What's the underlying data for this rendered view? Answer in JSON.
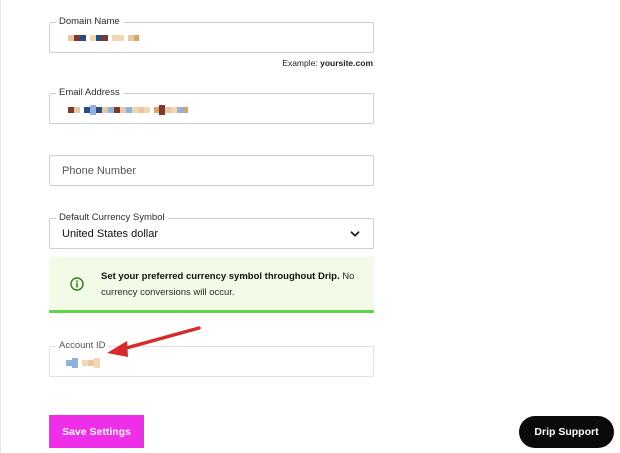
{
  "form": {
    "domain": {
      "label": "Domain Name",
      "example_prefix": "Example:",
      "example_value": "yoursite.com"
    },
    "email": {
      "label": "Email Address"
    },
    "phone": {
      "placeholder": "Phone Number"
    },
    "currency": {
      "label": "Default Currency Symbol",
      "value": "United States dollar"
    },
    "callout": {
      "bold": "Set your preferred currency symbol throughout Drip.",
      "rest": " No currency conversions will occur."
    },
    "account": {
      "label": "Account ID"
    }
  },
  "buttons": {
    "save_label": "Save Settings",
    "support_label": "Drip Support"
  },
  "colors": {
    "save_bg": "#ee2ee8",
    "support_bg": "#0a0a0a",
    "callout_bg": "#f1fbe6",
    "callout_border": "#5ed84a",
    "arrow": "#d62b2b",
    "info_icon": "#2e7d1f"
  },
  "icons": {
    "currency_select": "chevron-down-icon",
    "callout": "info-circle-icon",
    "annotation": "red-arrow-icon"
  }
}
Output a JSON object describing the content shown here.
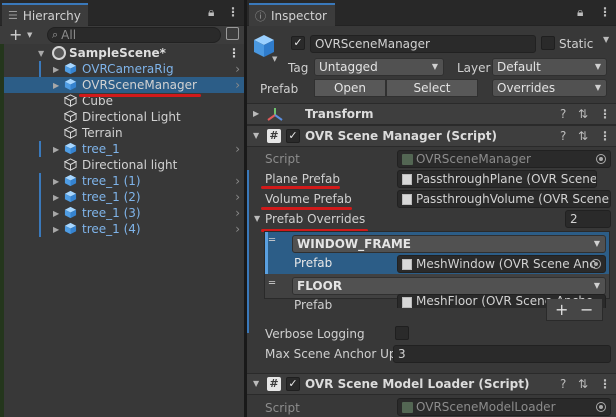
{
  "hierarchy": {
    "tab_label": "Hierarchy",
    "search_placeholder": "All",
    "scene_name": "SampleScene*",
    "items": [
      {
        "label": "OVRCameraRig",
        "blue": true
      },
      {
        "label": "OVRSceneManager",
        "blue": false
      },
      {
        "label": "Cube",
        "blue": false
      },
      {
        "label": "Directional Light",
        "blue": false
      },
      {
        "label": "Terrain",
        "blue": false
      },
      {
        "label": "tree_1",
        "blue": true
      },
      {
        "label": "Directional light",
        "blue": false
      },
      {
        "label": "tree_1 (1)",
        "blue": true
      },
      {
        "label": "tree_1 (2)",
        "blue": true
      },
      {
        "label": "tree_1 (3)",
        "blue": true
      },
      {
        "label": "tree_1 (4)",
        "blue": true
      }
    ]
  },
  "inspector": {
    "tab_label": "Inspector",
    "object_name": "OVRSceneManager",
    "static_label": "Static",
    "tag_label": "Tag",
    "tag_value": "Untagged",
    "layer_label": "Layer",
    "layer_value": "Default",
    "prefab_label": "Prefab",
    "open_label": "Open",
    "select_label": "Select",
    "overrides_label": "Overrides",
    "transform": {
      "title": "Transform"
    },
    "scene_manager": {
      "title": "OVR Scene Manager (Script)",
      "script_label": "Script",
      "script_value": "OVRSceneManager",
      "plane_prefab_label": "Plane Prefab",
      "plane_prefab_value": "PassthroughPlane (OVR Scene A",
      "volume_prefab_label": "Volume Prefab",
      "volume_prefab_value": "PassthroughVolume (OVR Scene",
      "overrides_label": "Prefab Overrides",
      "overrides_count": "2",
      "overrides": [
        {
          "type": "WINDOW_FRAME",
          "prefab_label": "Prefab",
          "prefab_value": "MeshWindow (OVR Scene Anc"
        },
        {
          "type": "FLOOR",
          "prefab_label": "Prefab",
          "prefab_value": "MeshFloor (OVR Scene Ancho"
        }
      ],
      "plus": "+",
      "minus": "−",
      "verbose_label": "Verbose Logging",
      "max_anchor_label": "Max Scene Anchor Upc",
      "max_anchor_value": "3"
    },
    "model_loader": {
      "title": "OVR Scene Model Loader (Script)",
      "script_label": "Script",
      "script_value": "OVRSceneModelLoader"
    }
  },
  "colors": {
    "selection": "#2c5d87",
    "accent": "#3a79bb",
    "annotation": "#d11a1a",
    "prefab_blue": "#7fb4ea"
  }
}
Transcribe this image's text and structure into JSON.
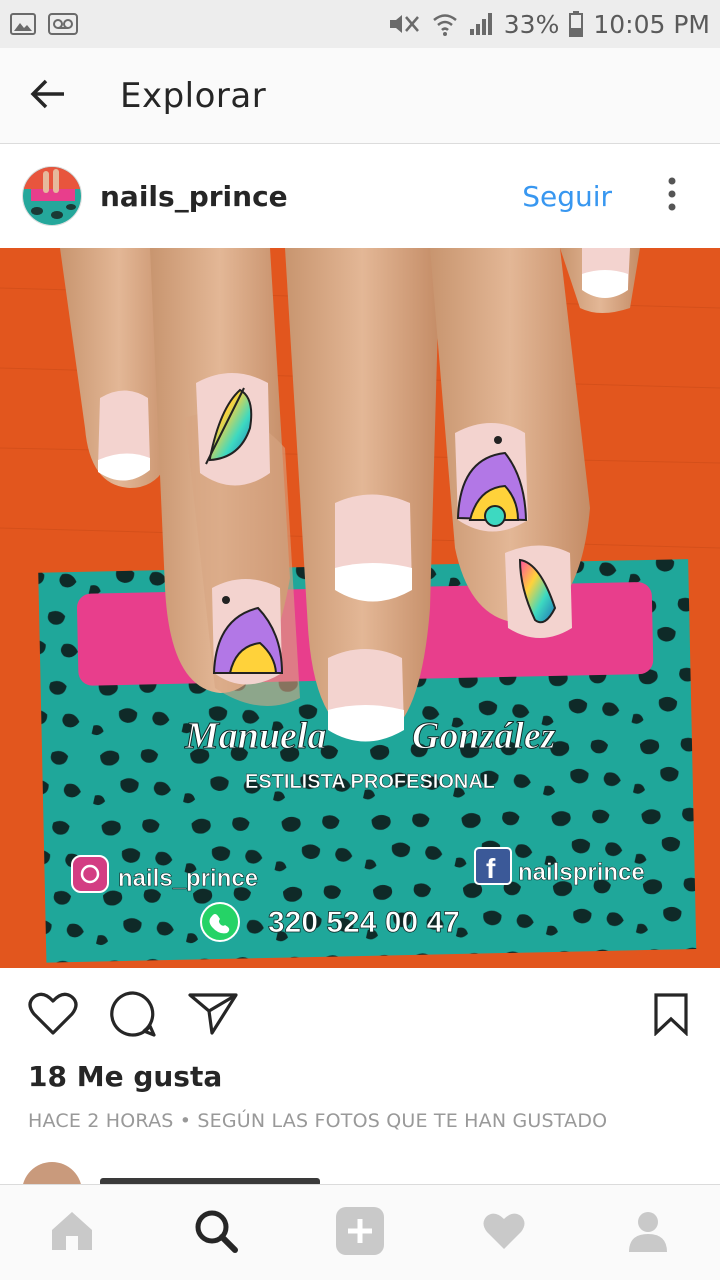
{
  "status_bar": {
    "battery": "33%",
    "time": "10:05 PM",
    "left_icons": [
      "image-icon",
      "voicemail-icon"
    ],
    "right_icons": [
      "mute-icon",
      "wifi-icon",
      "signal-icon",
      "battery-icon"
    ]
  },
  "app_bar": {
    "title": "Explorar",
    "back_icon": "arrow-left-icon"
  },
  "post": {
    "username": "nails_prince",
    "follow_label": "Seguir",
    "likes": "18 Me gusta",
    "meta": "HACE 2 HORAS • SEGÚN LAS FOTOS QUE TE HAN GUSTADO",
    "card": {
      "first_name": "Manuela",
      "last_name": "González",
      "role": "ESTILISTA PROFESIONAL",
      "instagram": "nails_prince",
      "facebook": "nailsprince",
      "phone": "320 524 00 47"
    }
  },
  "actions": [
    "heart-icon",
    "comment-icon",
    "share-icon",
    "bookmark-icon"
  ],
  "bottom_nav": [
    "home-icon",
    "search-icon",
    "add-icon",
    "heart-icon",
    "profile-icon"
  ],
  "colors": {
    "link_blue": "#3897f0",
    "text": "#262626",
    "muted": "#999999",
    "card_teal": "#1fa79a",
    "card_pink": "#e83e8c",
    "background_orange": "#e2561e"
  }
}
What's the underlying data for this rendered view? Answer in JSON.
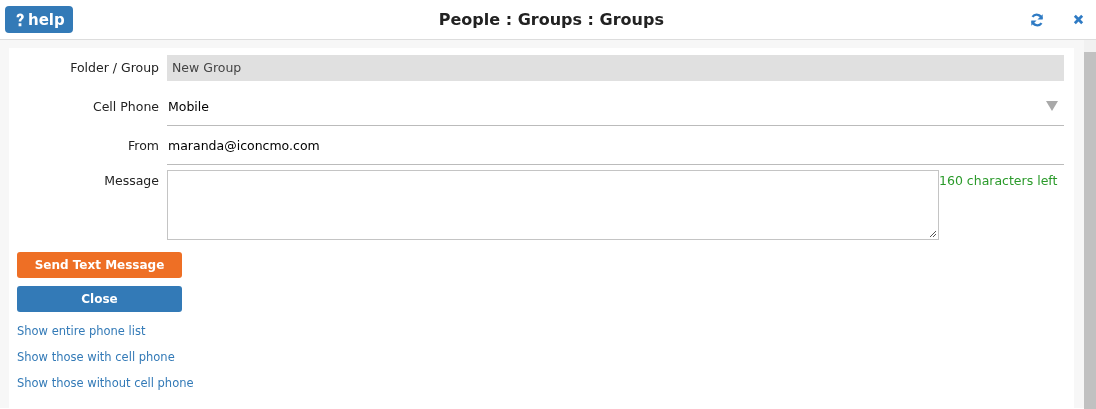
{
  "header": {
    "help_label": "help",
    "title": "People : Groups : Groups"
  },
  "fields": [
    {
      "label": "Folder / Group",
      "kind": "readonly",
      "value": "New Group"
    },
    {
      "label": "Cell Phone",
      "kind": "select",
      "value": "Mobile"
    },
    {
      "label": "From",
      "kind": "text",
      "value": "maranda@iconcmo.com"
    },
    {
      "label": "Message",
      "kind": "textarea",
      "counter": "160 characters left"
    }
  ],
  "buttons": [
    {
      "label": "Send Text Message",
      "color": "#ee6f25"
    },
    {
      "label": "Close",
      "color": "#337ab7"
    }
  ],
  "links": [
    "Show entire phone list",
    "Show those with cell phone",
    "Show those without cell phone"
  ]
}
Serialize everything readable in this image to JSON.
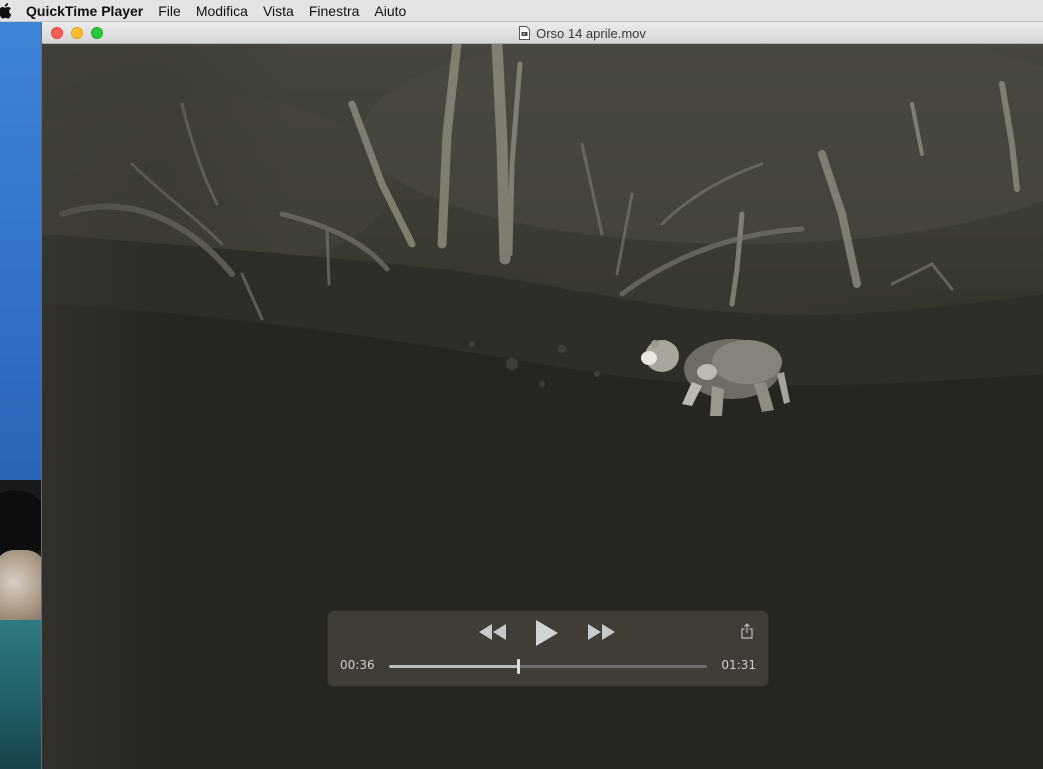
{
  "menubar": {
    "app_name": "QuickTime Player",
    "items": [
      "File",
      "Modifica",
      "Vista",
      "Finestra",
      "Aiuto"
    ]
  },
  "window": {
    "title": "Orso 14 aprile.mov"
  },
  "player": {
    "current_time": "00:36",
    "total_time": "01:31",
    "progress": 0.405
  },
  "icons": {
    "apple": "apple-logo-icon",
    "document": "movie-document-icon",
    "rewind": "rewind-icon",
    "play": "play-icon",
    "fast_forward": "fast-forward-icon",
    "share": "share-icon"
  },
  "colors": {
    "close": "#fe5f57",
    "minimize": "#febc2e",
    "maximize": "#28c840"
  }
}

### [Exercise directions]
Only the number is wanted: how many lines in the entries above contain the word "title"?

### [Solution for this exercise]
6